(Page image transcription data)
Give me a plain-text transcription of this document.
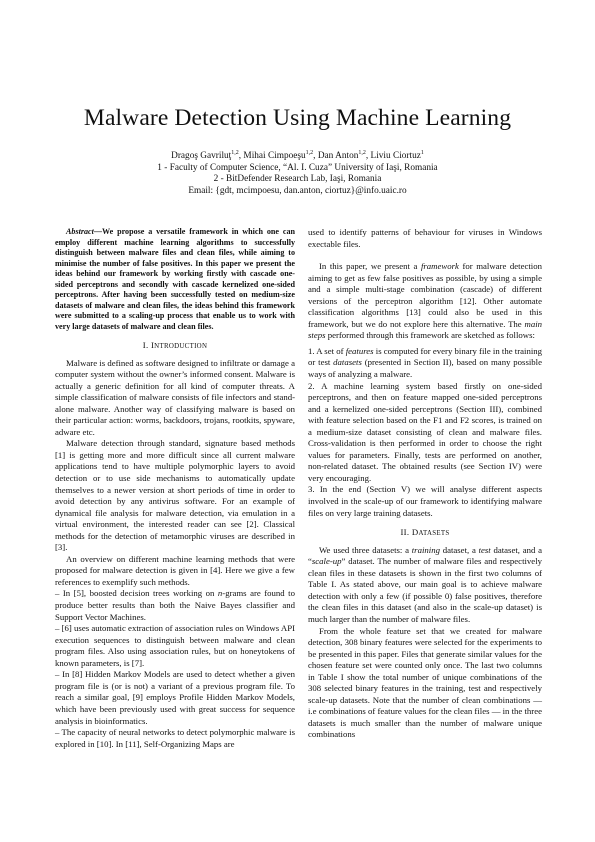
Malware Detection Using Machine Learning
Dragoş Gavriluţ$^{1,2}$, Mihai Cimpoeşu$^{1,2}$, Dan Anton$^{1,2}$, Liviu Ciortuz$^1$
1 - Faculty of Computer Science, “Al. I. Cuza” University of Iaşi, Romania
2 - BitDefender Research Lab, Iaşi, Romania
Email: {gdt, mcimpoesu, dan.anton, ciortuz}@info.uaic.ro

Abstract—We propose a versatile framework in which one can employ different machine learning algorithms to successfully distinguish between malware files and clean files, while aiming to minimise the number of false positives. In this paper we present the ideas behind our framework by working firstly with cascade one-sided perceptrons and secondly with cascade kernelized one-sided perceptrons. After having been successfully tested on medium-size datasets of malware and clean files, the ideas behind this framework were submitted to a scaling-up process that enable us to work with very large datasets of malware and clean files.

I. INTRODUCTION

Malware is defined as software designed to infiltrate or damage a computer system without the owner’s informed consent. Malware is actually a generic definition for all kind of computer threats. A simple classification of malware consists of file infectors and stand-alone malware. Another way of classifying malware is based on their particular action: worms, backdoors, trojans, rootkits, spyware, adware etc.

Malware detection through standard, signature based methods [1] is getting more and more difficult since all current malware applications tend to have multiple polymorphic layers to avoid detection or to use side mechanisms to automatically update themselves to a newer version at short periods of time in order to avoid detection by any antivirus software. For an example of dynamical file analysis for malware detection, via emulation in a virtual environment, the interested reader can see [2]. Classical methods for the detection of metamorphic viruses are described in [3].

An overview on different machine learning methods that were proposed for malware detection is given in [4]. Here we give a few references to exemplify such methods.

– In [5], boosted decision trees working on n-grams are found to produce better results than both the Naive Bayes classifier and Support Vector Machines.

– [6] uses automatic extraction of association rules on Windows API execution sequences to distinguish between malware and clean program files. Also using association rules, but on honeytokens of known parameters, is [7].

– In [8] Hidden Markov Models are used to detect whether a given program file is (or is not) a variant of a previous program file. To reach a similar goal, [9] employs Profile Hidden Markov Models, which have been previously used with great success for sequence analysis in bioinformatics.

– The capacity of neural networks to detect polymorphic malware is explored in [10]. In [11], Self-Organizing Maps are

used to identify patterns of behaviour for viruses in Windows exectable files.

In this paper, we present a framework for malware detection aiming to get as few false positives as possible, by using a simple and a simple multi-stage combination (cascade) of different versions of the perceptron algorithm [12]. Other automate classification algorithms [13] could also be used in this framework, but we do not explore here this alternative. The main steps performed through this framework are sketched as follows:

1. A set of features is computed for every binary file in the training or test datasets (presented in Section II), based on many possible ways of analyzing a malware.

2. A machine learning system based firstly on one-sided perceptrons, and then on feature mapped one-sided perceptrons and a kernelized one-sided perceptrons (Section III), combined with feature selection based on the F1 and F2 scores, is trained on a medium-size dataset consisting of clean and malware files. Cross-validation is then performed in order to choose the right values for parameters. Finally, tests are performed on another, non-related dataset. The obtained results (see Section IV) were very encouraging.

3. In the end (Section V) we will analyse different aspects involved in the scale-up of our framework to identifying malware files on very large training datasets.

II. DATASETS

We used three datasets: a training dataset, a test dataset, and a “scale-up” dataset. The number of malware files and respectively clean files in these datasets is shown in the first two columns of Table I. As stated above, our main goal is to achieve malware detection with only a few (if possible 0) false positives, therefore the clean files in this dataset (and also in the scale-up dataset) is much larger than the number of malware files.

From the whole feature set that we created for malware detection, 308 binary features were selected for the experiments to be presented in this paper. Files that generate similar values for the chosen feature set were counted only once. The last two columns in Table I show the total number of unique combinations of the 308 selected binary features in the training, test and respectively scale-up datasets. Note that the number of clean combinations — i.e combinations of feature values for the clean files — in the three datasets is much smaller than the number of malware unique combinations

YOUR OBJECTIVE: Display each line of the data where "performed" occurs.

RESPONSE:
In this paper, we present a framework for malware detection aiming to get as few false positives as possible, by using a simple and a simple multi-stage combination (cascade) of different versions of the perceptron algorithm [12]. Other automate classification algorithms [13] could also be used in this framework, but we do not explore here this alternative. The main steps performed through this framework are sketched as follows:
2. A machine learning system based firstly on one-sided perceptrons, and then on feature mapped one-sided perceptrons and a kernelized one-sided perceptrons (Section III), combined with feature selection based on the F1 and F2 scores, is trained on a medium-size dataset consisting of clean and malware files. Cross-validation is then performed in order to choose the right values for parameters. Finally, tests are performed on another, non-related dataset. The obtained results (see Section IV) were very encouraging.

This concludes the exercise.